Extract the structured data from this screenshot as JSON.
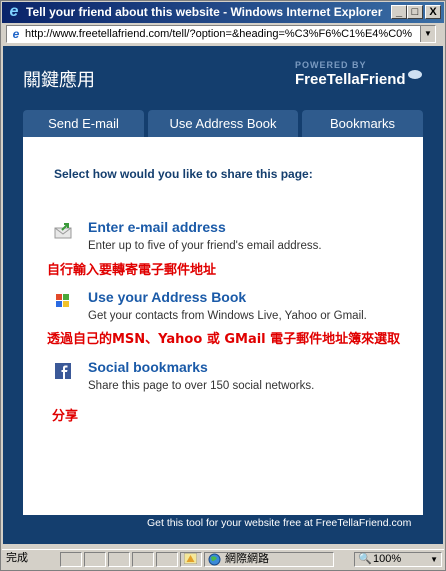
{
  "window": {
    "title": "Tell your friend about this website - Windows Internet Explorer",
    "minimize": "_",
    "maximize": "□",
    "close": "X"
  },
  "address_bar": {
    "url": "http://www.freetellafriend.com/tell/?option=&heading=%C3%F6%C1%E4%C0%",
    "dropdown": "▼"
  },
  "header": {
    "title": "關鍵應用",
    "powered_by": "POWERED BY",
    "logo": "FreeTellaFriend"
  },
  "tabs": [
    {
      "label": "Send E-mail"
    },
    {
      "label": "Use Address Book"
    },
    {
      "label": "Bookmarks"
    }
  ],
  "panel": {
    "instruction": "Select how would you like to share this page:",
    "options": [
      {
        "icon": "mail-icon",
        "title": "Enter e-mail address",
        "description": "Enter up to five of your friend's email address."
      },
      {
        "icon": "windows-icon",
        "title": "Use your Address Book",
        "description": "Get your contacts from Windows Live, Yahoo or Gmail."
      },
      {
        "icon": "facebook-icon",
        "title": "Social bookmarks",
        "description": "Share this page to over 150 social networks."
      }
    ]
  },
  "annotations": [
    "自行輸入要轉寄電子郵件地址",
    "透過自己的MSN、Yahoo 或 GMail 電子郵件地址簿來選取",
    "分享"
  ],
  "footer": {
    "text": "Get this tool for your website free at FreeTellaFriend.com"
  },
  "status_bar": {
    "status": "完成",
    "zone": "網際網路",
    "zoom": "100%"
  }
}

====

# What the task asks
Output each line exactly; omit every picture.

# Finished task
Extract the structured data from this screenshot as JSON.
{
  "window": {
    "title": "Tell your friend about this website - Windows Internet Explorer",
    "minimize": "_",
    "maximize": "□",
    "close": "X"
  },
  "address_bar": {
    "url": "http://www.freetellafriend.com/tell/?option=&heading=%C3%F6%C1%E4%C0%",
    "dropdown": "▼"
  },
  "header": {
    "title": "關鍵應用",
    "powered_by": "POWERED BY",
    "logo": "FreeTellaFriend"
  },
  "tabs": [
    {
      "label": "Send E-mail"
    },
    {
      "label": "Use Address Book"
    },
    {
      "label": "Bookmarks"
    }
  ],
  "panel": {
    "instruction": "Select how would you like to share this page:",
    "options": [
      {
        "icon": "mail-icon",
        "title": "Enter e-mail address",
        "description": "Enter up to five of your friend's email address."
      },
      {
        "icon": "windows-icon",
        "title": "Use your Address Book",
        "description": "Get your contacts from Windows Live, Yahoo or Gmail."
      },
      {
        "icon": "facebook-icon",
        "title": "Social bookmarks",
        "description": "Share this page to over 150 social networks."
      }
    ]
  },
  "annotations": [
    "自行輸入要轉寄電子郵件地址",
    "透過自己的MSN、Yahoo 或 GMail 電子郵件地址簿來選取",
    "分享"
  ],
  "footer": {
    "text": "Get this tool for your website free at FreeTellaFriend.com"
  },
  "status_bar": {
    "status": "完成",
    "zone": "網際網路",
    "zoom": "100%"
  }
}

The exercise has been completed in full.